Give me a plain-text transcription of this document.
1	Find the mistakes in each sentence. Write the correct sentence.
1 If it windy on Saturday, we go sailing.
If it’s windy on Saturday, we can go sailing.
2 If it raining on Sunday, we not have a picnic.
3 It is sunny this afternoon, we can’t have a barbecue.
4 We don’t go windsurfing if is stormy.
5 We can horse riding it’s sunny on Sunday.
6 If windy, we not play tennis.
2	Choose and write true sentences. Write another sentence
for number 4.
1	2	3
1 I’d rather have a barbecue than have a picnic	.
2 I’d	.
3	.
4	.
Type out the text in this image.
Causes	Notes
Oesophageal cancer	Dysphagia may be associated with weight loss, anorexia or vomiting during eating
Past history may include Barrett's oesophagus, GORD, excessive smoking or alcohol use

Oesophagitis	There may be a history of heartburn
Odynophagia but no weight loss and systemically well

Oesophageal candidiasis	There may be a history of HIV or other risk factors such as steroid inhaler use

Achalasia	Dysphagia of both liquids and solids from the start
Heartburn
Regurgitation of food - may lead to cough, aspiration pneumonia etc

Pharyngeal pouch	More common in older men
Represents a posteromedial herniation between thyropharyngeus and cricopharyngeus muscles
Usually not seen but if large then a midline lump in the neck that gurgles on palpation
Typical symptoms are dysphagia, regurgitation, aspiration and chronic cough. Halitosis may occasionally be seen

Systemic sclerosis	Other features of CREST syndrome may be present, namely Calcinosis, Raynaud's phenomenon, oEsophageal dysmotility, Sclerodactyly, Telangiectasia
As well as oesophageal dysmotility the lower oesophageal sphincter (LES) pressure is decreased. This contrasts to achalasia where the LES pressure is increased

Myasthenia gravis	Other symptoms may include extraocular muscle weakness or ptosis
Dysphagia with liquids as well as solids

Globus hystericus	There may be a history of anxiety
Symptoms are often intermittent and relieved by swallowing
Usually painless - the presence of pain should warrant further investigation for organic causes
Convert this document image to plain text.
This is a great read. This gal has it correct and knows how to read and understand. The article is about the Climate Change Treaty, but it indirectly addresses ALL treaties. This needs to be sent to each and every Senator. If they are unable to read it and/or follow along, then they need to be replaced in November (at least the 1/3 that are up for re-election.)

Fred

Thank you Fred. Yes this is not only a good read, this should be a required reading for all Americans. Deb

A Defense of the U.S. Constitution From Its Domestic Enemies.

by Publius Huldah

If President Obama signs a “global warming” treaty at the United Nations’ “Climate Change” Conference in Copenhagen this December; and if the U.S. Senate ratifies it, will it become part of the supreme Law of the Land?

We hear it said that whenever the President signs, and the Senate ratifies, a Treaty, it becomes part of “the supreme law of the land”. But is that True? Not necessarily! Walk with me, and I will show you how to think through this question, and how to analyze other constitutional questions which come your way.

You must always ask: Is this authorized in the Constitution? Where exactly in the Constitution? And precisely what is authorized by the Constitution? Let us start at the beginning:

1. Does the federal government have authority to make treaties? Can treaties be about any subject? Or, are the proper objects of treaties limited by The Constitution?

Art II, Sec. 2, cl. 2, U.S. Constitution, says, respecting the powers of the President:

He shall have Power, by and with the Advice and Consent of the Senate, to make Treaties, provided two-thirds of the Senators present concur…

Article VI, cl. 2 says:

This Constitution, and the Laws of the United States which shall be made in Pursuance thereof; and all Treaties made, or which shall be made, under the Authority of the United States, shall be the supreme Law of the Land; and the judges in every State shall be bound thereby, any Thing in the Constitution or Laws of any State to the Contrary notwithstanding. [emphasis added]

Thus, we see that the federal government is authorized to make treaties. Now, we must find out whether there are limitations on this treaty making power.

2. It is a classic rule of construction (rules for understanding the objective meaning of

□ □ □ □

◆ PROBLEM TO SOLVE ◆
What is the number of lines in the data that hold the string "about"? Answer with the number only.

◆ RESPONSE TO THIS TASK ◆
2